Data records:
┄┄┄┄┄┄

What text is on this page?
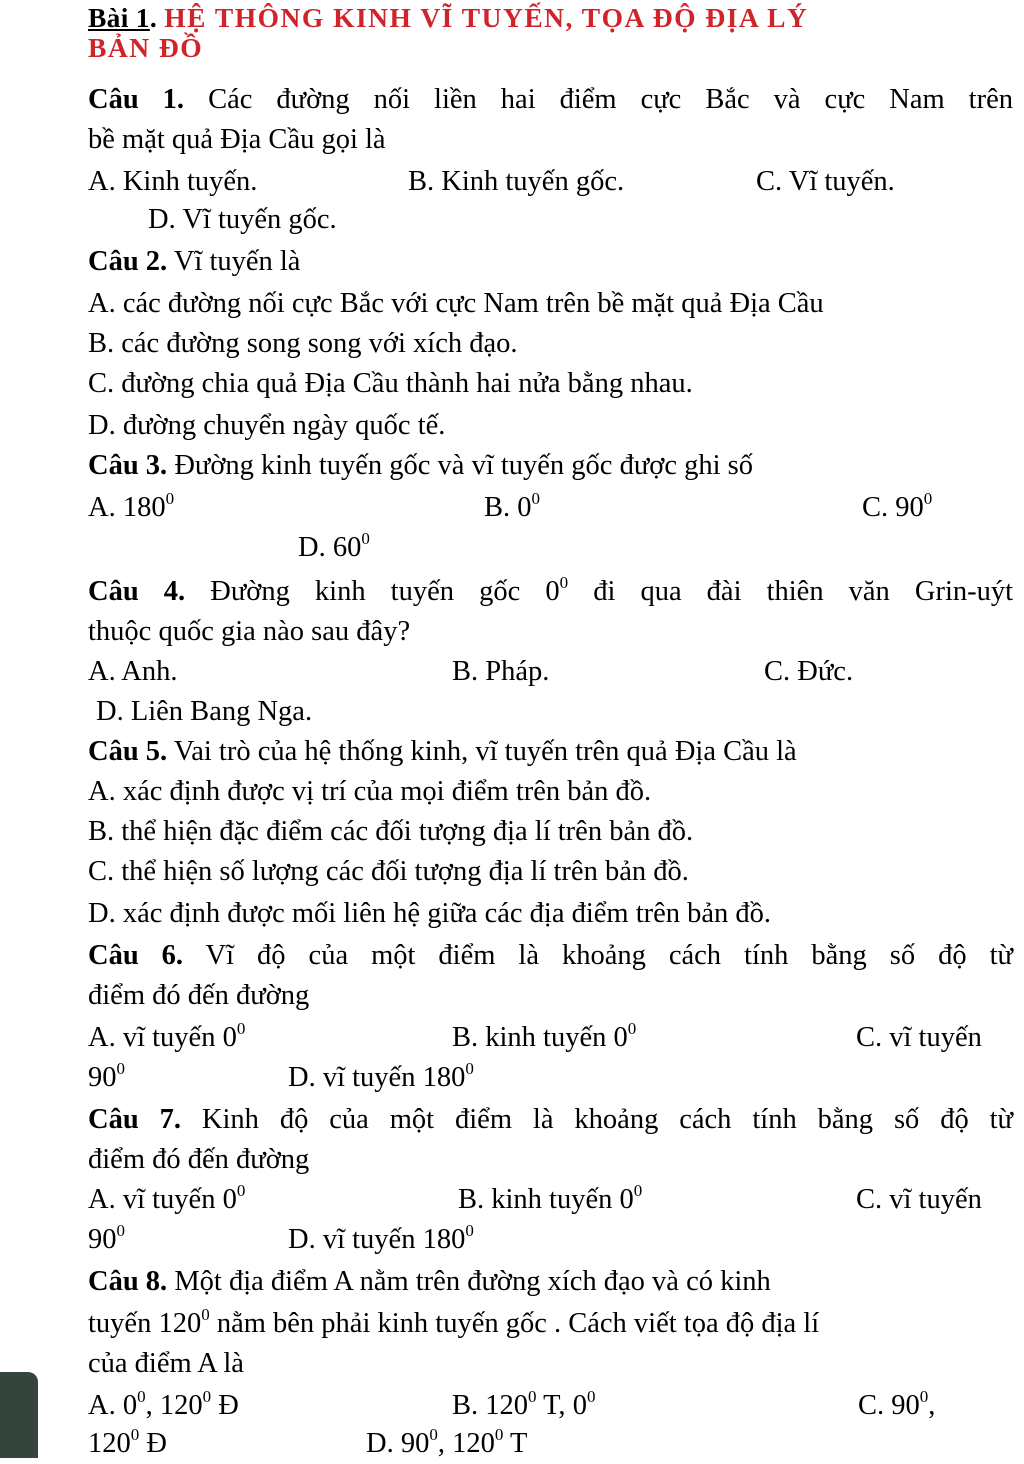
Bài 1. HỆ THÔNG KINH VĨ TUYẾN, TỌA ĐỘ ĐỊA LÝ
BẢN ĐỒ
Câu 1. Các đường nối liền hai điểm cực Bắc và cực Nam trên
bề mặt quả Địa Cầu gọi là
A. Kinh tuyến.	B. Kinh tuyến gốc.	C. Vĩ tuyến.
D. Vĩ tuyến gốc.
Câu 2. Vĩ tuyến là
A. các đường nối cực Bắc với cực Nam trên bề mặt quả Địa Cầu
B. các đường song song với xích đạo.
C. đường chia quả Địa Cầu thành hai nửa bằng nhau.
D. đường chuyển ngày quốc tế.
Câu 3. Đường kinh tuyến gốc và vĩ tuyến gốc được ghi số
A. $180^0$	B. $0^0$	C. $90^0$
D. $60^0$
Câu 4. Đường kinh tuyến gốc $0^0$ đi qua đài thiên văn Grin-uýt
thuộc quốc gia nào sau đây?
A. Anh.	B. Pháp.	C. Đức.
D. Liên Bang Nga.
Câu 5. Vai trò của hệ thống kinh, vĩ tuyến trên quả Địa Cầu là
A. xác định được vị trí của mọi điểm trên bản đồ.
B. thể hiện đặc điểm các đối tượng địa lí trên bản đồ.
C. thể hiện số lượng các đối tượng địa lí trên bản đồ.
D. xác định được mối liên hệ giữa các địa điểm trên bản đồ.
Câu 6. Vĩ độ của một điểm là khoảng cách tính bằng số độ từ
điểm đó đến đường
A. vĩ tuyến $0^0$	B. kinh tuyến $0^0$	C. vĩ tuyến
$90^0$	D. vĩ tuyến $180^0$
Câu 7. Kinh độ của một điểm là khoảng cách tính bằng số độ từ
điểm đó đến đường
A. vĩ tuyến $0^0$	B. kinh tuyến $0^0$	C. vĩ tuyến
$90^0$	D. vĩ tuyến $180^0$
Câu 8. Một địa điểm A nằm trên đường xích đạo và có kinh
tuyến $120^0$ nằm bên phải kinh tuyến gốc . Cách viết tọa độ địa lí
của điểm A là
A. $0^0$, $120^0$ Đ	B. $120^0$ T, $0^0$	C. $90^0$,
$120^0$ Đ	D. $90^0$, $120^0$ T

┄┄┄┄┄┄

* **What this task involves**
Transcribe the complete set of entries verbatim. No pictures belong in the copy.

* **Exercise result**
What text is on this page?
Bài 1. HỆ THÔNG KINH VĨ TUYẾN, TỌA ĐỘ ĐỊA LÝ
BẢN ĐỒ
Câu 1. Các đường nối liền hai điểm cực Bắc và cực Nam trên
bề mặt quả Địa Cầu gọi là
A. Kinh tuyến.	B. Kinh tuyến gốc.	C. Vĩ tuyến.
D. Vĩ tuyến gốc.
Câu 2. Vĩ tuyến là
A. các đường nối cực Bắc với cực Nam trên bề mặt quả Địa Cầu
B. các đường song song với xích đạo.
C. đường chia quả Địa Cầu thành hai nửa bằng nhau.
D. đường chuyển ngày quốc tế.
Câu 3. Đường kinh tuyến gốc và vĩ tuyến gốc được ghi số
A. $180^0$	B. $0^0$	C. $90^0$
D. $60^0$
Câu 4. Đường kinh tuyến gốc $0^0$ đi qua đài thiên văn Grin-uýt
thuộc quốc gia nào sau đây?
A. Anh.	B. Pháp.	C. Đức.
D. Liên Bang Nga.
Câu 5. Vai trò của hệ thống kinh, vĩ tuyến trên quả Địa Cầu là
A. xác định được vị trí của mọi điểm trên bản đồ.
B. thể hiện đặc điểm các đối tượng địa lí trên bản đồ.
C. thể hiện số lượng các đối tượng địa lí trên bản đồ.
D. xác định được mối liên hệ giữa các địa điểm trên bản đồ.
Câu 6. Vĩ độ của một điểm là khoảng cách tính bằng số độ từ
điểm đó đến đường
A. vĩ tuyến $0^0$	B. kinh tuyến $0^0$	C. vĩ tuyến
$90^0$	D. vĩ tuyến $180^0$
Câu 7. Kinh độ của một điểm là khoảng cách tính bằng số độ từ
điểm đó đến đường
A. vĩ tuyến $0^0$	B. kinh tuyến $0^0$	C. vĩ tuyến
$90^0$	D. vĩ tuyến $180^0$
Câu 8. Một địa điểm A nằm trên đường xích đạo và có kinh
tuyến $120^0$ nằm bên phải kinh tuyến gốc . Cách viết tọa độ địa lí
của điểm A là
A. $0^0$, $120^0$ Đ	B. $120^0$ T, $0^0$	C. $90^0$,
$120^0$ Đ	D. $90^0$, $120^0$ T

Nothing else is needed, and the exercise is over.